-- GIVEN INSTRUCTION --
The records that follow must be reproduced in full, exactly as written.

-- RECORD EXCERPTS --
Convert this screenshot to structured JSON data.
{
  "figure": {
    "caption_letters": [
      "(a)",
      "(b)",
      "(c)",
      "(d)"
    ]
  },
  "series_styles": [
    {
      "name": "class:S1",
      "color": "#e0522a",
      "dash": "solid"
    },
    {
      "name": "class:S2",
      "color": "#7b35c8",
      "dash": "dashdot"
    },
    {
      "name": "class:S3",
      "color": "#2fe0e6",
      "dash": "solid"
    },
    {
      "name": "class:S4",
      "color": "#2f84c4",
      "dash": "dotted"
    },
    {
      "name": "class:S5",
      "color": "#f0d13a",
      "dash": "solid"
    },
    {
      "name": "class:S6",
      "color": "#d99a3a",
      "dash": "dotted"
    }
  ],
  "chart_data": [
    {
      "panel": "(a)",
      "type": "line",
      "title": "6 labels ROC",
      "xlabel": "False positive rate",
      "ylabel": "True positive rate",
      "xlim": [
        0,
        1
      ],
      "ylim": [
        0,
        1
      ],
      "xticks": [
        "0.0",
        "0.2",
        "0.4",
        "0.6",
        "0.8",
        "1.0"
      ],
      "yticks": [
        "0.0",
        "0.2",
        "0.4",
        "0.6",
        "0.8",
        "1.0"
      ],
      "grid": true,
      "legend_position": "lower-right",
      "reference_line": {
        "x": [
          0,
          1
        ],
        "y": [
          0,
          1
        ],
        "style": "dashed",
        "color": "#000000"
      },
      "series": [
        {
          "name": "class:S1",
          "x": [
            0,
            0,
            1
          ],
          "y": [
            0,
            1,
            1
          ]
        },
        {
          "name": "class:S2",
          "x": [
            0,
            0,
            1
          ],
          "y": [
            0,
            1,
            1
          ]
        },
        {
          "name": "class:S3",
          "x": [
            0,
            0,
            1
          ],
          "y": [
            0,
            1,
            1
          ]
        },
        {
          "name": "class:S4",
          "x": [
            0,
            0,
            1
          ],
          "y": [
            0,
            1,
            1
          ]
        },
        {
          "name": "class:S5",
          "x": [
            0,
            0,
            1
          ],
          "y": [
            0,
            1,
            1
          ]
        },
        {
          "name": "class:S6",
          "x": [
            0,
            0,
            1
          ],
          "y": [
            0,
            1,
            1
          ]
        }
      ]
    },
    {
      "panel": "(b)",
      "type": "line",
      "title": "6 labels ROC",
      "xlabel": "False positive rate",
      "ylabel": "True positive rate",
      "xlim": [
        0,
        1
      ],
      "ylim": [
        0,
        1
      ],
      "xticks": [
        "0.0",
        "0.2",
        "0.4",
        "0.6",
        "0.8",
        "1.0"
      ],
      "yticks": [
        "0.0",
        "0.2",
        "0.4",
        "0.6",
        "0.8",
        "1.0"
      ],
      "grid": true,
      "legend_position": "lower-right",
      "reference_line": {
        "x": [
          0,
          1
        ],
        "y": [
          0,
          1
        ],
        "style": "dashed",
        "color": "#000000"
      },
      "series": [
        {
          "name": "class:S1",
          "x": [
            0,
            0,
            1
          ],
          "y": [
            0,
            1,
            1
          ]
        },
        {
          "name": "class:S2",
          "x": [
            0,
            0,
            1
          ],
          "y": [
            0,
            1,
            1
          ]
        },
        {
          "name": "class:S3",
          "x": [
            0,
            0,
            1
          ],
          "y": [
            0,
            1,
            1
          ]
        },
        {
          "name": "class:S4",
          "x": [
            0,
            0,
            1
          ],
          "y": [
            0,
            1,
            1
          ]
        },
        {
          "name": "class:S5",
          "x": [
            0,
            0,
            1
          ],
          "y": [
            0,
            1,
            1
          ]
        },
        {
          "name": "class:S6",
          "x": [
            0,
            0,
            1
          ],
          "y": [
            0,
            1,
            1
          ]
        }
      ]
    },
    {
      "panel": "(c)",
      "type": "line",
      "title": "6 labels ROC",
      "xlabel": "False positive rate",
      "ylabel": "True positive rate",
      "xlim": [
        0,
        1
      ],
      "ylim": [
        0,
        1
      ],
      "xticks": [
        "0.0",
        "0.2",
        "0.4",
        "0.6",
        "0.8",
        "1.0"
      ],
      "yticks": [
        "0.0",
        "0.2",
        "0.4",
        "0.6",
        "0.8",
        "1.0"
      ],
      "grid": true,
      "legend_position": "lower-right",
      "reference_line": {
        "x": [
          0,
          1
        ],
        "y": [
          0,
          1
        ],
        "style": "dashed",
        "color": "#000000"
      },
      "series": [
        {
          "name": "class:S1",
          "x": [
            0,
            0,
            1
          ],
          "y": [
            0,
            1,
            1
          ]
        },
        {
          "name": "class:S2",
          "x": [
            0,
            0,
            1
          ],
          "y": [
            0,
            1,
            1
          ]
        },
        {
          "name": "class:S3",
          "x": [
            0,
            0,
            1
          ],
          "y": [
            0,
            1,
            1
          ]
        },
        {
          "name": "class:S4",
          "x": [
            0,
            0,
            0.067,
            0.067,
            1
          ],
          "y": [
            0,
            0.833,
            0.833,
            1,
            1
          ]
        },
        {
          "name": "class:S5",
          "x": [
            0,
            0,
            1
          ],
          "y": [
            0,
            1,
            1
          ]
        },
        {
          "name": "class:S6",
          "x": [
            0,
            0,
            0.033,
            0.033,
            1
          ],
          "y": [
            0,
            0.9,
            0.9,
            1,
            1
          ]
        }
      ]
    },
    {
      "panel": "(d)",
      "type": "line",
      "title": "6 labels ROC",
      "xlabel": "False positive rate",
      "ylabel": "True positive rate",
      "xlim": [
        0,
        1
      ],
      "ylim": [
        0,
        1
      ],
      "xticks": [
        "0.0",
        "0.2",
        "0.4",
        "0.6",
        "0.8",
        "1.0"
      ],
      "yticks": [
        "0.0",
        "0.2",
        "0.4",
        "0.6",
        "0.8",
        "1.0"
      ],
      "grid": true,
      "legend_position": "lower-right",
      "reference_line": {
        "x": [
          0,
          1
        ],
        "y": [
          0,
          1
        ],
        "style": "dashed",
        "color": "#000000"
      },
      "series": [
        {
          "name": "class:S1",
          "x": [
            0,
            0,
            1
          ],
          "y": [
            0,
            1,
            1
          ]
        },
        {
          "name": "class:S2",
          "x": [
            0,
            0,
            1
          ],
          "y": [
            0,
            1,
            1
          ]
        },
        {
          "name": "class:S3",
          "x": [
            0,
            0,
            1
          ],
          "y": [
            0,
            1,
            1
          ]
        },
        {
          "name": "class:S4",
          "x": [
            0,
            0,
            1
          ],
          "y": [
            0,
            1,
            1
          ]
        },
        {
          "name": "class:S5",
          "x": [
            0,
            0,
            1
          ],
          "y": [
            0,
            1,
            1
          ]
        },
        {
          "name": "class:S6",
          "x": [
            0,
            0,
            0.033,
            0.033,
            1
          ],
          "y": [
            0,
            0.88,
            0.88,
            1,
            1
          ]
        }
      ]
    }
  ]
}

-- WRITTEN ANSWER --
Convert this screenshot to structured JSON data.
{
  "figure": {
    "caption_letters": [
      "(a)",
      "(b)",
      "(c)",
      "(d)"
    ]
  },
  "series_styles": [
    {
      "name": "class:S1",
      "color": "#e0522a",
      "dash": "solid"
    },
    {
      "name": "class:S2",
      "color": "#7b35c8",
      "dash": "dashdot"
    },
    {
      "name": "class:S3",
      "color": "#2fe0e6",
      "dash": "solid"
    },
    {
      "name": "class:S4",
      "color": "#2f84c4",
      "dash": "dotted"
    },
    {
      "name": "class:S5",
      "color": "#f0d13a",
      "dash": "solid"
    },
    {
      "name": "class:S6",
      "color": "#d99a3a",
      "dash": "dotted"
    }
  ],
  "chart_data": [
    {
      "panel": "(a)",
      "type": "line",
      "title": "6 labels ROC",
      "xlabel": "False positive rate",
      "ylabel": "True positive rate",
      "xlim": [
        0,
        1
      ],
      "ylim": [
        0,
        1
      ],
      "xticks": [
        "0.0",
        "0.2",
        "0.4",
        "0.6",
        "0.8",
        "1.0"
      ],
      "yticks": [
        "0.0",
        "0.2",
        "0.4",
        "0.6",
        "0.8",
        "1.0"
      ],
      "grid": true,
      "legend_position": "lower-right",
      "reference_line": {
        "x": [
          0,
          1
        ],
        "y": [
          0,
          1
        ],
        "style": "dashed",
        "color": "#000000"
      },
      "series": [
        {
          "name": "class:S1",
          "x": [
            0,
            0,
            1
          ],
          "y": [
            0,
            1,
            1
          ]
        },
        {
          "name": "class:S2",
          "x": [
            0,
            0,
            1
          ],
          "y": [
            0,
            1,
            1
          ]
        },
        {
          "name": "class:S3",
          "x": [
            0,
            0,
            1
          ],
          "y": [
            0,
            1,
            1
          ]
        },
        {
          "name": "class:S4",
          "x": [
            0,
            0,
            1
          ],
          "y": [
            0,
            1,
            1
          ]
        },
        {
          "name": "class:S5",
          "x": [
            0,
            0,
            1
          ],
          "y": [
            0,
            1,
            1
          ]
        },
        {
          "name": "class:S6",
          "x": [
            0,
            0,
            1
          ],
          "y": [
            0,
            1,
            1
          ]
        }
      ]
    },
    {
      "panel": "(b)",
      "type": "line",
      "title": "6 labels ROC",
      "xlabel": "False positive rate",
      "ylabel": "True positive rate",
      "xlim": [
        0,
        1
      ],
      "ylim": [
        0,
        1
      ],
      "xticks": [
        "0.0",
        "0.2",
        "0.4",
        "0.6",
        "0.8",
        "1.0"
      ],
      "yticks": [
        "0.0",
        "0.2",
        "0.4",
        "0.6",
        "0.8",
        "1.0"
      ],
      "grid": true,
      "legend_position": "lower-right",
      "reference_line": {
        "x": [
          0,
          1
        ],
        "y": [
          0,
          1
        ],
        "style": "dashed",
        "color": "#000000"
      },
      "series": [
        {
          "name": "class:S1",
          "x": [
            0,
            0,
            1
          ],
          "y": [
            0,
            1,
            1
          ]
        },
        {
          "name": "class:S2",
          "x": [
            0,
            0,
            1
          ],
          "y": [
            0,
            1,
            1
          ]
        },
        {
          "name": "class:S3",
          "x": [
            0,
            0,
            1
          ],
          "y": [
            0,
            1,
            1
          ]
        },
        {
          "name": "class:S4",
          "x": [
            0,
            0,
            1
          ],
          "y": [
            0,
            1,
            1
          ]
        },
        {
          "name": "class:S5",
          "x": [
            0,
            0,
            1
          ],
          "y": [
            0,
            1,
            1
          ]
        },
        {
          "name": "class:S6",
          "x": [
            0,
            0,
            1
          ],
          "y": [
            0,
            1,
            1
          ]
        }
      ]
    },
    {
      "panel": "(c)",
      "type": "line",
      "title": "6 labels ROC",
      "xlabel": "False positive rate",
      "ylabel": "True positive rate",
      "xlim": [
        0,
        1
      ],
      "ylim": [
        0,
        1
      ],
      "xticks": [
        "0.0",
        "0.2",
        "0.4",
        "0.6",
        "0.8",
        "1.0"
      ],
      "yticks": [
        "0.0",
        "0.2",
        "0.4",
        "0.6",
        "0.8",
        "1.0"
      ],
      "grid": true,
      "legend_position": "lower-right",
      "reference_line": {
        "x": [
          0,
          1
        ],
        "y": [
          0,
          1
        ],
        "style": "dashed",
        "color": "#000000"
      },
      "series": [
        {
          "name": "class:S1",
          "x": [
            0,
            0,
            1
          ],
          "y": [
            0,
            1,
            1
          ]
        },
        {
          "name": "class:S2",
          "x": [
            0,
            0,
            1
          ],
          "y": [
            0,
            1,
            1
          ]
        },
        {
          "name": "class:S3",
          "x": [
            0,
            0,
            1
          ],
          "y": [
            0,
            1,
            1
          ]
        },
        {
          "name": "class:S4",
          "x": [
            0,
            0,
            0.067,
            0.067,
            1
          ],
          "y": [
            0,
            0.833,
            0.833,
            1,
            1
          ]
        },
        {
          "name": "class:S5",
          "x": [
            0,
            0,
            1
          ],
          "y": [
            0,
            1,
            1
          ]
        },
        {
          "name": "class:S6",
          "x": [
            0,
            0,
            0.033,
            0.033,
            1
          ],
          "y": [
            0,
            0.9,
            0.9,
            1,
            1
          ]
        }
      ]
    },
    {
      "panel": "(d)",
      "type": "line",
      "title": "6 labels ROC",
      "xlabel": "False positive rate",
      "ylabel": "True positive rate",
      "xlim": [
        0,
        1
      ],
      "ylim": [
        0,
        1
      ],
      "xticks": [
        "0.0",
        "0.2",
        "0.4",
        "0.6",
        "0.8",
        "1.0"
      ],
      "yticks": [
        "0.0",
        "0.2",
        "0.4",
        "0.6",
        "0.8",
        "1.0"
      ],
      "grid": true,
      "legend_position": "lower-right",
      "reference_line": {
        "x": [
          0,
          1
        ],
        "y": [
          0,
          1
        ],
        "style": "dashed",
        "color": "#000000"
      },
      "series": [
        {
          "name": "class:S1",
          "x": [
            0,
            0,
            1
          ],
          "y": [
            0,
            1,
            1
          ]
        },
        {
          "name": "class:S2",
          "x": [
            0,
            0,
            1
          ],
          "y": [
            0,
            1,
            1
          ]
        },
        {
          "name": "class:S3",
          "x": [
            0,
            0,
            1
          ],
          "y": [
            0,
            1,
            1
          ]
        },
        {
          "name": "class:S4",
          "x": [
            0,
            0,
            1
          ],
          "y": [
            0,
            1,
            1
          ]
        },
        {
          "name": "class:S5",
          "x": [
            0,
            0,
            1
          ],
          "y": [
            0,
            1,
            1
          ]
        },
        {
          "name": "class:S6",
          "x": [
            0,
            0,
            0.033,
            0.033,
            1
          ],
          "y": [
            0,
            0.88,
            0.88,
            1,
            1
          ]
        }
      ]
    }
  ]
}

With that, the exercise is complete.